Annotated element listings:

☆ ☆ ☆ ☆ ☆ ☆ ☆

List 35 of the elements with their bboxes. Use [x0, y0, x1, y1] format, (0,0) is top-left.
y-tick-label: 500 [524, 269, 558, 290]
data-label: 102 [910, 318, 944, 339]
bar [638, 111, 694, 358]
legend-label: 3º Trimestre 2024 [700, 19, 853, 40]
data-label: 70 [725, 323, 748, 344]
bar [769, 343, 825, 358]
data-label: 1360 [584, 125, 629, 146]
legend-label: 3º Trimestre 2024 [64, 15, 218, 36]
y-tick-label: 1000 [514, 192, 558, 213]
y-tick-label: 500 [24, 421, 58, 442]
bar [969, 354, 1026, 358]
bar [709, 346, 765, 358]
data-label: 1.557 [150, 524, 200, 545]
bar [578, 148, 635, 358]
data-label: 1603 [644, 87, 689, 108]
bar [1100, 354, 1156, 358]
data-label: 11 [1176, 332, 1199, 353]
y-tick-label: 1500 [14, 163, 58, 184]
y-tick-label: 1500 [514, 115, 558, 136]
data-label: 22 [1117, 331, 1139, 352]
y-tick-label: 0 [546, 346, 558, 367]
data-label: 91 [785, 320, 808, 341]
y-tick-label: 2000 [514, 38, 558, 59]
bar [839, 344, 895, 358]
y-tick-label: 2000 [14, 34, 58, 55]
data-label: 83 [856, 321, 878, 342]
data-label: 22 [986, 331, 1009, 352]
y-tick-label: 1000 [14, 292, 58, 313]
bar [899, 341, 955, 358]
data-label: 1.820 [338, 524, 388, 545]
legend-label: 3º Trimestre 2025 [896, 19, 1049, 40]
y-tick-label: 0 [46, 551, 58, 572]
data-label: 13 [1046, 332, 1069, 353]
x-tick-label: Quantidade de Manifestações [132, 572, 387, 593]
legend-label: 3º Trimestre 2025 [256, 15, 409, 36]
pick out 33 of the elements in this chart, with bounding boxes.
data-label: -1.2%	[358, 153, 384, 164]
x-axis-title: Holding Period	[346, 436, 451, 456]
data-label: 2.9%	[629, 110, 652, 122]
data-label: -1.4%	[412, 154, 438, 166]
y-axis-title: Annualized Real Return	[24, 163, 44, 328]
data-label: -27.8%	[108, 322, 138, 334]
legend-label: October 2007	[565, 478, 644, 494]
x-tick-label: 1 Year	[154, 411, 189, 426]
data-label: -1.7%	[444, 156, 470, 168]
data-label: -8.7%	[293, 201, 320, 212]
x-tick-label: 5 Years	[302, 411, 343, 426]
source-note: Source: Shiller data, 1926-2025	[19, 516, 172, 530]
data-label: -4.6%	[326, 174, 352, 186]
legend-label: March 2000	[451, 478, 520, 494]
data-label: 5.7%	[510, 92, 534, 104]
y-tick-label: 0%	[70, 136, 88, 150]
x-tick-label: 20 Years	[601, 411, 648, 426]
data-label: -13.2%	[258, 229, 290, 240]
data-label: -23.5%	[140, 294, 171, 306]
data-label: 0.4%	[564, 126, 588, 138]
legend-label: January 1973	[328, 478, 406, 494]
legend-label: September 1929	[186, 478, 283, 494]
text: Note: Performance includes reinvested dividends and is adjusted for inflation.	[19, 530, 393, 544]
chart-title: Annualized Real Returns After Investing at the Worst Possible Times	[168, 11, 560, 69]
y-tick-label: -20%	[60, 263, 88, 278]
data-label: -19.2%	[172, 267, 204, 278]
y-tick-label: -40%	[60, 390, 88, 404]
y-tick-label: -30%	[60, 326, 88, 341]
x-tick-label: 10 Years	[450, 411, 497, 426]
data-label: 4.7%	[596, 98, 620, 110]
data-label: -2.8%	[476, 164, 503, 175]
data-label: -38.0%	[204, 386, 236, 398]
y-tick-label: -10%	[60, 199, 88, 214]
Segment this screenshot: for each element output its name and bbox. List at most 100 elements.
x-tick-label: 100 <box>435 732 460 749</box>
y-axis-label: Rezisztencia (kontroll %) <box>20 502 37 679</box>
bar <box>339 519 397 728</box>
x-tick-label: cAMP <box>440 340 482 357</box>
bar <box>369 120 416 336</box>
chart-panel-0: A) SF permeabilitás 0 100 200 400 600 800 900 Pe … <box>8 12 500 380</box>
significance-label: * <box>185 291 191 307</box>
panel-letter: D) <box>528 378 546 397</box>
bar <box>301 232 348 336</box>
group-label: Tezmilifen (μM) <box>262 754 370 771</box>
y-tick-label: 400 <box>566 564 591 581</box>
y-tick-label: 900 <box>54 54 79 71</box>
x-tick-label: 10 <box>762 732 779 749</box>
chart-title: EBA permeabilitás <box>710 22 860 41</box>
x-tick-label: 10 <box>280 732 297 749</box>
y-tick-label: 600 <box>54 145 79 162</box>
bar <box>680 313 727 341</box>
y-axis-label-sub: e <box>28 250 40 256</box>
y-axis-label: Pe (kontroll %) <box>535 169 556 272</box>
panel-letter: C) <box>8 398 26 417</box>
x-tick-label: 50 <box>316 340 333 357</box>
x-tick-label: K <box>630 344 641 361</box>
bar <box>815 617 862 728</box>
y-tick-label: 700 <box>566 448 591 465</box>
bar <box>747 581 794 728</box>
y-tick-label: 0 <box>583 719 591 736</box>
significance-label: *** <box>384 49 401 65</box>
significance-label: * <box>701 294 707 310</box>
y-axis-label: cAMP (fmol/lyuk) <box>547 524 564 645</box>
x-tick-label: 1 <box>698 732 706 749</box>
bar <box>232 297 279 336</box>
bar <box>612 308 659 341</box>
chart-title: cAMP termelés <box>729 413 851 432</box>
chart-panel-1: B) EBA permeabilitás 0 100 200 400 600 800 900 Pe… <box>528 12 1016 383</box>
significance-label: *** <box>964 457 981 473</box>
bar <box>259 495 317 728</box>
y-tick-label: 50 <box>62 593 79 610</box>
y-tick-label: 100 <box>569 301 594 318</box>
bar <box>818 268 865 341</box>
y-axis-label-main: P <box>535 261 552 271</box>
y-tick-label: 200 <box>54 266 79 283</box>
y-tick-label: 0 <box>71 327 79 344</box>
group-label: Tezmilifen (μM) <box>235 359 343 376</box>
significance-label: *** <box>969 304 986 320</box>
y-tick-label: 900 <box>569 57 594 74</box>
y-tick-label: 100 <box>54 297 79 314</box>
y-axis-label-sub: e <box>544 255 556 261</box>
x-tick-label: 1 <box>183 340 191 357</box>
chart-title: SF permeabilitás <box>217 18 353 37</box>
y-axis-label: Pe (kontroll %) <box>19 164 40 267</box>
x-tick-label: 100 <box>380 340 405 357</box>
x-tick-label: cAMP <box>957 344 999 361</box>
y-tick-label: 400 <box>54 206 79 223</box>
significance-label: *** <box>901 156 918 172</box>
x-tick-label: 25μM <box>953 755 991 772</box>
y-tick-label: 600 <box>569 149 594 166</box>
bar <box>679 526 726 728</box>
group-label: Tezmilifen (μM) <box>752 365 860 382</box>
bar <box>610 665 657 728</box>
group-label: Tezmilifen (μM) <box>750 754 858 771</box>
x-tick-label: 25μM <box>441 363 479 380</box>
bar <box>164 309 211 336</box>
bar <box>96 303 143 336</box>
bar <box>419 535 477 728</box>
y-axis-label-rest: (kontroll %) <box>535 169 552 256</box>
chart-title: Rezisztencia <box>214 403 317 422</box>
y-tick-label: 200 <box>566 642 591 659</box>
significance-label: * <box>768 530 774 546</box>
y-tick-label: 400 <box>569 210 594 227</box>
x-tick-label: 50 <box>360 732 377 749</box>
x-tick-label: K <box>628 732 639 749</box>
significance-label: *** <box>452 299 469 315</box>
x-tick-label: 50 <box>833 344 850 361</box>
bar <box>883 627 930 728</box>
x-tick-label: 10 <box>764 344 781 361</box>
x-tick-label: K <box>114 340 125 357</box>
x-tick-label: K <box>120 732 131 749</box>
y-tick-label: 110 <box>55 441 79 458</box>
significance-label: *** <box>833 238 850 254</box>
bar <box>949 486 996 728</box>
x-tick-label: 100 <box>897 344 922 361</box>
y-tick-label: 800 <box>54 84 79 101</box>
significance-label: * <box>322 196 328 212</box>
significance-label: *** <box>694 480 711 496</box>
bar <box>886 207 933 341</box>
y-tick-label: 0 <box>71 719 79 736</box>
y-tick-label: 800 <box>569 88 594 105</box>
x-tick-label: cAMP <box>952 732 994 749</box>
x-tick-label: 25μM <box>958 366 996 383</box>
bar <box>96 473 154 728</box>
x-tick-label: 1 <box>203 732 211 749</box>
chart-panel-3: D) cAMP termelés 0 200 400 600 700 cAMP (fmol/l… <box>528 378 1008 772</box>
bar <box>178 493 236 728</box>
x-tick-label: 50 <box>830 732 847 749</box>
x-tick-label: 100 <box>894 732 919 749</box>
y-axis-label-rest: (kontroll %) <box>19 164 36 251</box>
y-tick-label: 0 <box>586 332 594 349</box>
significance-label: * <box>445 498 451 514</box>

☆ ☆ ☆ ☆ ☆ ☆ ☆

* **Exercise**
Update the data from its start through the line with "y-tick-label: 1000 [14, 292, 58, 313]" by changing every "data-label" to "value-label", and write out only those lines, with nothing else altered.

* **Solution to the problem**
List 35 of the elements with their bboxes. Use [x0, y0, x1, y1] format, (0,0) is top-left.
y-tick-label: 500 [524, 269, 558, 290]
value-label: 102 [910, 318, 944, 339]
bar [638, 111, 694, 358]
legend-label: 3º Trimestre 2024 [700, 19, 853, 40]
value-label: 70 [725, 323, 748, 344]
bar [769, 343, 825, 358]
value-label: 1360 [584, 125, 629, 146]
legend-label: 3º Trimestre 2024 [64, 15, 218, 36]
y-tick-label: 1000 [514, 192, 558, 213]
y-tick-label: 500 [24, 421, 58, 442]
bar [969, 354, 1026, 358]
bar [709, 346, 765, 358]
value-label: 1.557 [150, 524, 200, 545]
bar [578, 148, 635, 358]
value-label: 1603 [644, 87, 689, 108]
bar [1100, 354, 1156, 358]
value-label: 11 [1176, 332, 1199, 353]
y-tick-label: 1500 [14, 163, 58, 184]
y-tick-label: 1500 [514, 115, 558, 136]
value-label: 22 [1117, 331, 1139, 352]
y-tick-label: 0 [546, 346, 558, 367]
value-label: 91 [785, 320, 808, 341]
y-tick-label: 2000 [514, 38, 558, 59]
bar [839, 344, 895, 358]
y-tick-label: 2000 [14, 34, 58, 55]
value-label: 83 [856, 321, 878, 342]
value-label: 22 [986, 331, 1009, 352]
y-tick-label: 1000 [14, 292, 58, 313]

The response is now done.